RECORDS FOR THE EXERCISE:
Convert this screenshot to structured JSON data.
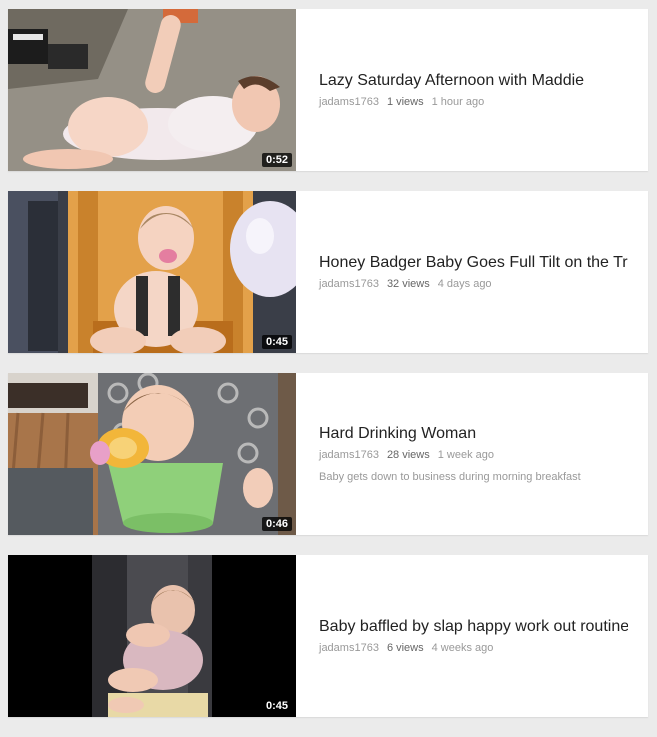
{
  "videos": [
    {
      "title": "Lazy Saturday Afternoon with Maddie",
      "author": "jadams1763",
      "views": "1 views",
      "age": "1 hour ago",
      "duration": "0:52",
      "description": ""
    },
    {
      "title": "Honey Badger Baby Goes Full Tilt on the Tr",
      "author": "jadams1763",
      "views": "32 views",
      "age": "4 days ago",
      "duration": "0:45",
      "description": ""
    },
    {
      "title": "Hard Drinking Woman",
      "author": "jadams1763",
      "views": "28 views",
      "age": "1 week ago",
      "duration": "0:46",
      "description": "Baby gets down to business during morning breakfast"
    },
    {
      "title": "Baby baffled by slap happy work out routine",
      "author": "jadams1763",
      "views": "6 views",
      "age": "4 weeks ago",
      "duration": "0:45",
      "description": ""
    }
  ]
}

WORK TO BE COMPLETED:
Every line above should be returned word for word, with the pictures left behind.

WRITTEN RESPONSE:
Convert this screenshot to structured JSON data.
{
  "videos": [
    {
      "title": "Lazy Saturday Afternoon with Maddie",
      "author": "jadams1763",
      "views": "1 views",
      "age": "1 hour ago",
      "duration": "0:52",
      "description": ""
    },
    {
      "title": "Honey Badger Baby Goes Full Tilt on the Tr",
      "author": "jadams1763",
      "views": "32 views",
      "age": "4 days ago",
      "duration": "0:45",
      "description": ""
    },
    {
      "title": "Hard Drinking Woman",
      "author": "jadams1763",
      "views": "28 views",
      "age": "1 week ago",
      "duration": "0:46",
      "description": "Baby gets down to business during morning breakfast"
    },
    {
      "title": "Baby baffled by slap happy work out routine",
      "author": "jadams1763",
      "views": "6 views",
      "age": "4 weeks ago",
      "duration": "0:45",
      "description": ""
    }
  ]
}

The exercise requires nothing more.